Please count the lines in the listing below where the word "Untitled" appears. Give the number only.

[Source data]
==========

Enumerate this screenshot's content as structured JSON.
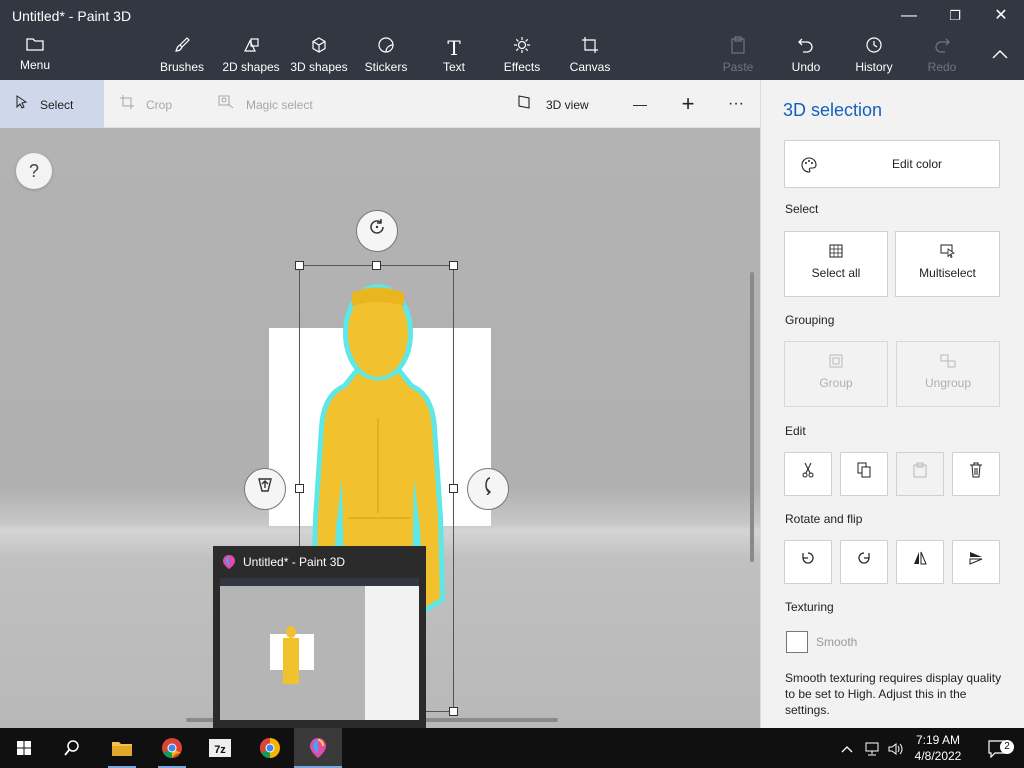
{
  "window": {
    "title": "Untitled* - Paint 3D",
    "controls": {
      "minimize": "—",
      "maximize": "❐",
      "close": "✕"
    }
  },
  "ribbon": {
    "menu": "Menu",
    "brushes": "Brushes",
    "shapes2d": "2D shapes",
    "shapes3d": "3D shapes",
    "stickers": "Stickers",
    "text": "Text",
    "effects": "Effects",
    "canvas": "Canvas",
    "paste": "Paste",
    "undo": "Undo",
    "history": "History",
    "redo": "Redo"
  },
  "toolbar": {
    "select": "Select",
    "crop": "Crop",
    "magic_select": "Magic select",
    "view3d": "3D view",
    "zoom_out": "—",
    "zoom_in": "+",
    "more": "···"
  },
  "canvas": {
    "help": "?"
  },
  "thumbnail": {
    "title": "Untitled* - Paint 3D"
  },
  "panel": {
    "title": "3D selection",
    "edit_color": "Edit color",
    "select_section": "Select",
    "select_all": "Select all",
    "multiselect": "Multiselect",
    "grouping_section": "Grouping",
    "group": "Group",
    "ungroup": "Ungroup",
    "edit_section": "Edit",
    "rotate_section": "Rotate and flip",
    "texturing_section": "Texturing",
    "smooth": "Smooth",
    "smooth_checked": false,
    "note": "Smooth texturing requires display quality to be set to High. Adjust this in the settings."
  },
  "taskbar": {
    "time": "7:19 AM",
    "date": "4/8/2022",
    "notification_count": "2",
    "apps": [
      "start-icon",
      "search-icon",
      "file-explorer-icon",
      "chrome-icon",
      "7zip-icon",
      "chrome-alt-icon",
      "paint3d-icon"
    ]
  },
  "colors": {
    "ribbon_bg": "#323741",
    "accent": "#1560bd",
    "figure": "#f2c12e",
    "selection_glow": "#5fe6e6"
  }
}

==========

## RESULT BELOW
2